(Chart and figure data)

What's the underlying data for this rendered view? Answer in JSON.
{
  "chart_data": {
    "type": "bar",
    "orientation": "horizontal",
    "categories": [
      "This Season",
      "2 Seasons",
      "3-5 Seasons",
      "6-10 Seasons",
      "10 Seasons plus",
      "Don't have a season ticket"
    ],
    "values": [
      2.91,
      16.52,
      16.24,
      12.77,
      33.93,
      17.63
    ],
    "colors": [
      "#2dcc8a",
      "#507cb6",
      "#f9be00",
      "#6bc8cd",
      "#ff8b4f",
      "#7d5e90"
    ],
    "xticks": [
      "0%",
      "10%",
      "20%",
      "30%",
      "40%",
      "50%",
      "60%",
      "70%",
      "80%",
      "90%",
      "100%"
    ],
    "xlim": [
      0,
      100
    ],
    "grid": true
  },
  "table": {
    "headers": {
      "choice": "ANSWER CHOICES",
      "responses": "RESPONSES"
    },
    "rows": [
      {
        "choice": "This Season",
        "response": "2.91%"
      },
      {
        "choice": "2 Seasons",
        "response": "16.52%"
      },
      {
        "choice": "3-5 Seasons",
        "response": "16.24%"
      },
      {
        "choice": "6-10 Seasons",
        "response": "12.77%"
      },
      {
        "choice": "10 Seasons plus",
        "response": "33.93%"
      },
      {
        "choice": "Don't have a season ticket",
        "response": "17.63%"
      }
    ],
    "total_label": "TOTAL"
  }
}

--

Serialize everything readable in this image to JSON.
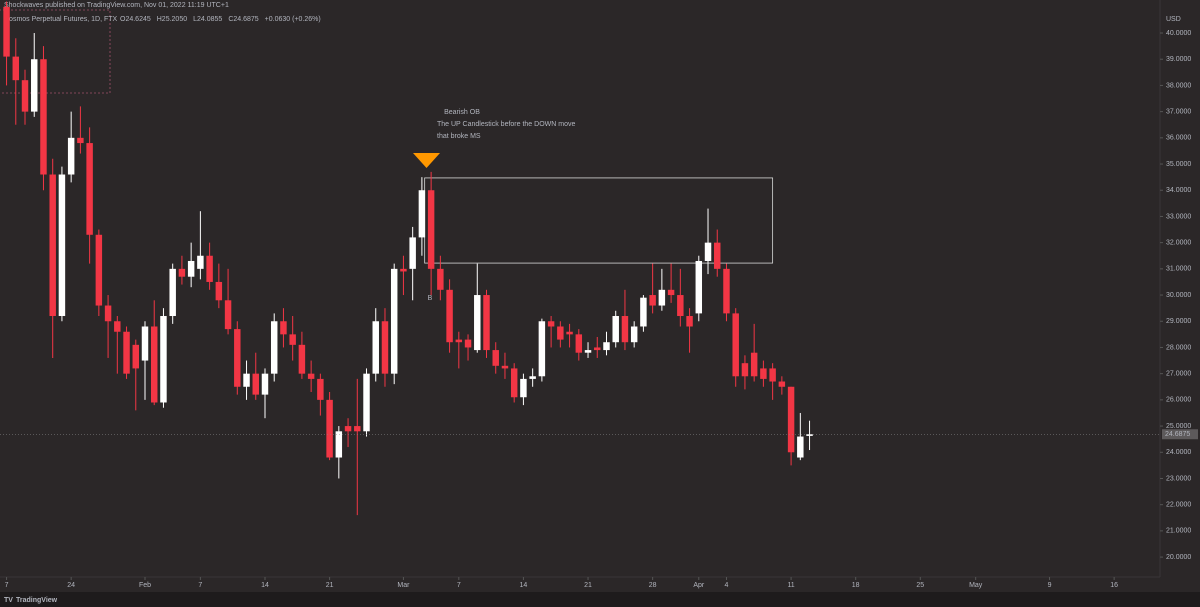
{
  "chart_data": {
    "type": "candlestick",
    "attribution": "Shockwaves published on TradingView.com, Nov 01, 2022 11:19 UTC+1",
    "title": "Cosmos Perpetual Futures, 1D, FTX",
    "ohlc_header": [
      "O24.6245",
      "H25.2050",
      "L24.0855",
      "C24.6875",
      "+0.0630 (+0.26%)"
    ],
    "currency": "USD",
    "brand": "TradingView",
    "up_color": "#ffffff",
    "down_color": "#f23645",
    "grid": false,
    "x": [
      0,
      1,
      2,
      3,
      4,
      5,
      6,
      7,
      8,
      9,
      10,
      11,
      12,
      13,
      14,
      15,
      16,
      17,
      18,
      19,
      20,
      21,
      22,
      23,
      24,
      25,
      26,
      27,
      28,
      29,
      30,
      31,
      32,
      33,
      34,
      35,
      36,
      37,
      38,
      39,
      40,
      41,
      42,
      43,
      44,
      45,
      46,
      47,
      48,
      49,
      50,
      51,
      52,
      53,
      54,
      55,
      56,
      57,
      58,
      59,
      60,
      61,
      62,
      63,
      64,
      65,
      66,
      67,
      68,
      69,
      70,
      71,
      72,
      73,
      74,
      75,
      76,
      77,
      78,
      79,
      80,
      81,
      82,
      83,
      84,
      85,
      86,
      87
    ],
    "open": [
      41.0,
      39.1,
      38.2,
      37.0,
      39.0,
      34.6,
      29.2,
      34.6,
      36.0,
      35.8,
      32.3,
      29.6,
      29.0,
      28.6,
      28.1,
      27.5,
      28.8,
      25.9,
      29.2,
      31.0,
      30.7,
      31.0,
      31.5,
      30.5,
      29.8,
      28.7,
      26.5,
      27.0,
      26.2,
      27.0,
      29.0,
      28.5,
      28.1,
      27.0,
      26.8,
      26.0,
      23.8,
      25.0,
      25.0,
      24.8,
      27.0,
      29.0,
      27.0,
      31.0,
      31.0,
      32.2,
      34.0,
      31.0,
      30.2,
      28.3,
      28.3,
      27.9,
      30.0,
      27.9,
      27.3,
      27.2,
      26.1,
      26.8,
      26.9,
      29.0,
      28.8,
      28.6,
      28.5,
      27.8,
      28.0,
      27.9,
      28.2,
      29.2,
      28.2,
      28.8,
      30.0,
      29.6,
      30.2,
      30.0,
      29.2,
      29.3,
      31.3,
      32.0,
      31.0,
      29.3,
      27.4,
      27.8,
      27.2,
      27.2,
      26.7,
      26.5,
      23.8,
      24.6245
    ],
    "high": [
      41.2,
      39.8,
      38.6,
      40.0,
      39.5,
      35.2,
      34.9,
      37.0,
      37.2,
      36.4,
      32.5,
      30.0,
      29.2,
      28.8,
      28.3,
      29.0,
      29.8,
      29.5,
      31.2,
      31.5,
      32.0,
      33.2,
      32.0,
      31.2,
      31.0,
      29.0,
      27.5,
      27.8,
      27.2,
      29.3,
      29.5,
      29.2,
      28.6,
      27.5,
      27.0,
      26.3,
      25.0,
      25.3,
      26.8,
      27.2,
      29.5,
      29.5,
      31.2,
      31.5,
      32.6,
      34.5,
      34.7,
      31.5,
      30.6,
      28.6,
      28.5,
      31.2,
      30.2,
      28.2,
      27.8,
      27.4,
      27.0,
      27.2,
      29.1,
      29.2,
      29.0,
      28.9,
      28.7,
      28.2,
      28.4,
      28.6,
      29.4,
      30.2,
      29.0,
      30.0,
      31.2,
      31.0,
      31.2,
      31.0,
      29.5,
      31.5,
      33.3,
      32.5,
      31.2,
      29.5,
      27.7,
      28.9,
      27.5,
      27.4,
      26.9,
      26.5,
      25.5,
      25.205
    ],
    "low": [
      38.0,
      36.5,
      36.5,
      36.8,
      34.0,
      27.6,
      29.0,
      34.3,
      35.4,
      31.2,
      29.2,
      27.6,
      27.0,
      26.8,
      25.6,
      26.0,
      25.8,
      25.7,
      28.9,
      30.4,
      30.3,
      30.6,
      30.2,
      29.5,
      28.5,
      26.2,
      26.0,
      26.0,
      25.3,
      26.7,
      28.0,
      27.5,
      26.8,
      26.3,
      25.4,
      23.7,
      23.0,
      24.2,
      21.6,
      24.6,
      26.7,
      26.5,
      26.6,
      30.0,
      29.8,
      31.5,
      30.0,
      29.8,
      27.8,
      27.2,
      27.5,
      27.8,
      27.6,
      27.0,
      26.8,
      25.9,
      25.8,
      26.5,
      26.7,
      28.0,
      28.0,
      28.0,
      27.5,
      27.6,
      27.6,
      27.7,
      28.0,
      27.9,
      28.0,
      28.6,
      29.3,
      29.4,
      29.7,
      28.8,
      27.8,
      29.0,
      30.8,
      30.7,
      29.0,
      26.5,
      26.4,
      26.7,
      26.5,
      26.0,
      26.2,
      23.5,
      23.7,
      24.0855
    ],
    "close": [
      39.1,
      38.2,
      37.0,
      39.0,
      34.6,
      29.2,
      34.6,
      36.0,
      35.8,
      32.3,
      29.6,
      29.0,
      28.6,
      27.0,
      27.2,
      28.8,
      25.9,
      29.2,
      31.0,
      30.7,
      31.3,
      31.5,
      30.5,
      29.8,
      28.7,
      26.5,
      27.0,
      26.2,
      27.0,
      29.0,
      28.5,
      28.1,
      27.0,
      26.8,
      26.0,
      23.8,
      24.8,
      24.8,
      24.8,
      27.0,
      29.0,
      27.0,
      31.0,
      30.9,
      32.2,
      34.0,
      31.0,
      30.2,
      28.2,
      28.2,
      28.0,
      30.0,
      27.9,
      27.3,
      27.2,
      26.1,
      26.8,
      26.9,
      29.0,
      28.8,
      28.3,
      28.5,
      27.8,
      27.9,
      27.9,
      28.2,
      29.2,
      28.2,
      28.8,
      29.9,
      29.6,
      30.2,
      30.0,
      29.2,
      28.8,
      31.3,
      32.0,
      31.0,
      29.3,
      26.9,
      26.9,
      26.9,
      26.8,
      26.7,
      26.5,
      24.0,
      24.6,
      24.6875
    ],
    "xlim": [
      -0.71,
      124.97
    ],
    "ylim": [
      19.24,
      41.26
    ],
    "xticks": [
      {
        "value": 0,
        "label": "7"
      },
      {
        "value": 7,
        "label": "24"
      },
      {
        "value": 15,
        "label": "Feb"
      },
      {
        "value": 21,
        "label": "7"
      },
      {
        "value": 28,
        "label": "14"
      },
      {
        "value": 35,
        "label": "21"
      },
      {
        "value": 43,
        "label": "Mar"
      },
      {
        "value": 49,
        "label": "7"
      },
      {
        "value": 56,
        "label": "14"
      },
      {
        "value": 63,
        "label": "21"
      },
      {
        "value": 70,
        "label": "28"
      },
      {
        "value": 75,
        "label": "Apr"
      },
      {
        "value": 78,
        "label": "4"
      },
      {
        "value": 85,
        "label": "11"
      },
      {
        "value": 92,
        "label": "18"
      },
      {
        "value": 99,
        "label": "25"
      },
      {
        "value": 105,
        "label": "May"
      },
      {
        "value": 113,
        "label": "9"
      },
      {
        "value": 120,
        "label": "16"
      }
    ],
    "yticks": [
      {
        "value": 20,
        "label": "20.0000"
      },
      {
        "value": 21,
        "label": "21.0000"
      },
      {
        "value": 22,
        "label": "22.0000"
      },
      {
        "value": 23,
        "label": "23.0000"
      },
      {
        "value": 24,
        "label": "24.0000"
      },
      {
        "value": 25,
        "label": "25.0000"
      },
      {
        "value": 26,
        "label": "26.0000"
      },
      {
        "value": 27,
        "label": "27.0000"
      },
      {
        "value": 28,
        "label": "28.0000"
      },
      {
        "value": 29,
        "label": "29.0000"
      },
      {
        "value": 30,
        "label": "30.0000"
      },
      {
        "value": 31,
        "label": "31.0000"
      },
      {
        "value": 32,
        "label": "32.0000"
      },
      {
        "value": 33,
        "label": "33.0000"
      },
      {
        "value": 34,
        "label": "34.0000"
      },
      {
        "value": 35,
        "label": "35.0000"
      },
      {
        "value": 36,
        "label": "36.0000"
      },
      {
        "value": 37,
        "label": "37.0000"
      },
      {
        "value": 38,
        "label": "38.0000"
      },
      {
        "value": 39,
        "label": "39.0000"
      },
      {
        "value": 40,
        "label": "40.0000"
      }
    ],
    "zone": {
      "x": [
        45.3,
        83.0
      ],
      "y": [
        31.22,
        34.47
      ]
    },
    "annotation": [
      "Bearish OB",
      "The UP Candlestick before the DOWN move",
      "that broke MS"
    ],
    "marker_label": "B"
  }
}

==

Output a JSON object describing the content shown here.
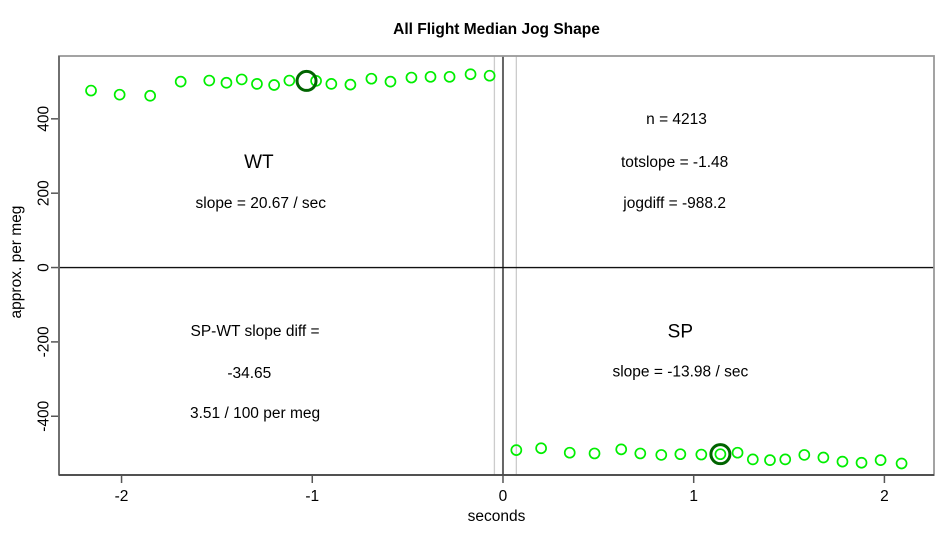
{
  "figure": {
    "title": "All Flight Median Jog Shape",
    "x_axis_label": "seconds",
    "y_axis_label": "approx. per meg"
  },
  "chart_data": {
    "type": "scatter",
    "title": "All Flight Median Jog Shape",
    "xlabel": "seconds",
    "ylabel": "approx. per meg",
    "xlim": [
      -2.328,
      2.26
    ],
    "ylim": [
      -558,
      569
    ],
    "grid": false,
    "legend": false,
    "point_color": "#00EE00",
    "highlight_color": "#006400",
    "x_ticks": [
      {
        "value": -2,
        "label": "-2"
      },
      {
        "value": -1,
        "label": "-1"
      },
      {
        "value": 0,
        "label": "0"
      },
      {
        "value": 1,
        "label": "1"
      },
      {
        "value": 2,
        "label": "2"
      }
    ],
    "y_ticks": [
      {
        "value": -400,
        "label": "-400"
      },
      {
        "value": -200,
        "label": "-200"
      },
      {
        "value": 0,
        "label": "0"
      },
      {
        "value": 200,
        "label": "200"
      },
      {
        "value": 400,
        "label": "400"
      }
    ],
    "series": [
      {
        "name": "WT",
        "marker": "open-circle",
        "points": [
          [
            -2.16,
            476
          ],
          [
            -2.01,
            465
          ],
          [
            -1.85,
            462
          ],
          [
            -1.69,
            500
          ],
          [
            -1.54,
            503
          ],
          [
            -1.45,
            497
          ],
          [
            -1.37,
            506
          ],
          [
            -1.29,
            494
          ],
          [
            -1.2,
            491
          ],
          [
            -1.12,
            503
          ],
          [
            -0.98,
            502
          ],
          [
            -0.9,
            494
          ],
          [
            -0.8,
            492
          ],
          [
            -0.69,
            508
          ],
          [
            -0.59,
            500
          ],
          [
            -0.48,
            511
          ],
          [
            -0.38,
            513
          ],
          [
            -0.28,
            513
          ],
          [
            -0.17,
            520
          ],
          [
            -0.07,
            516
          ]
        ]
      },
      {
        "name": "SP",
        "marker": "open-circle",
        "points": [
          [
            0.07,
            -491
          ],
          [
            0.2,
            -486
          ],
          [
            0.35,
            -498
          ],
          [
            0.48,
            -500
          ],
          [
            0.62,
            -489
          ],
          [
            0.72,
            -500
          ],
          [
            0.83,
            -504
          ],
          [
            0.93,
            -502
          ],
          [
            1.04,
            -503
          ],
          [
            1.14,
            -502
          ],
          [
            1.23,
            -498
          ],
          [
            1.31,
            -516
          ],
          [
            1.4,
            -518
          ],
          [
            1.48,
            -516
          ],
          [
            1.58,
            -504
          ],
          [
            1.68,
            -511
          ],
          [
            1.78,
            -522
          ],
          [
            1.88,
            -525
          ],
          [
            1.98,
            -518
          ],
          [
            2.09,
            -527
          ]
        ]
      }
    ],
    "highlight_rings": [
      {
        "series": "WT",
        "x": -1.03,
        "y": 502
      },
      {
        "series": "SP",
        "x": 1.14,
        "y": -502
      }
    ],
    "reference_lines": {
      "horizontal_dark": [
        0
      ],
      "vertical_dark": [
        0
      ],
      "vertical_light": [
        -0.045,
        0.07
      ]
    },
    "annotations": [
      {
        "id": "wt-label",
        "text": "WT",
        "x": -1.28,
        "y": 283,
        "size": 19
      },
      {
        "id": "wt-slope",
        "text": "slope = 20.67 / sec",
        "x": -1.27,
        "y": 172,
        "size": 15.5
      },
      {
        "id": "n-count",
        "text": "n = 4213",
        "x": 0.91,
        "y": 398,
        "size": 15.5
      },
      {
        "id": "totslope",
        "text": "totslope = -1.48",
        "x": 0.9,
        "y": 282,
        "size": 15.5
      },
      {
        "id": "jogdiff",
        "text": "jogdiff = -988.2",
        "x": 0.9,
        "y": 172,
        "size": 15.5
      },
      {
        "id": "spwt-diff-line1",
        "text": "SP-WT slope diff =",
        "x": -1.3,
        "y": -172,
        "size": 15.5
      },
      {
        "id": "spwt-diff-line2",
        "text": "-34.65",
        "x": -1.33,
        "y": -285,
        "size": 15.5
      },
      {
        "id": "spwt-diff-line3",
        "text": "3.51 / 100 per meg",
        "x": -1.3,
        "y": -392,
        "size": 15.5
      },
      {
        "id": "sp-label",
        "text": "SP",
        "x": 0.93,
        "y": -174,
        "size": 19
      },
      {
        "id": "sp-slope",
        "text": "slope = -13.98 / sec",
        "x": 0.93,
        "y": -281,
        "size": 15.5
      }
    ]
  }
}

• What to do:
Search the records for the word "text", then list every line that has it.

• Output of the task:
        "text": "WT",
        "text": "slope = 20.67 / sec",
        "text": "n = 4213",
        "text": "totslope = -1.48",
        "text": "jogdiff = -988.2",
        "text": "SP-WT slope diff =",
        "text": "-34.65",
        "text": "3.51 / 100 per meg",
        "text": "SP",
        "text": "slope = -13.98 / sec",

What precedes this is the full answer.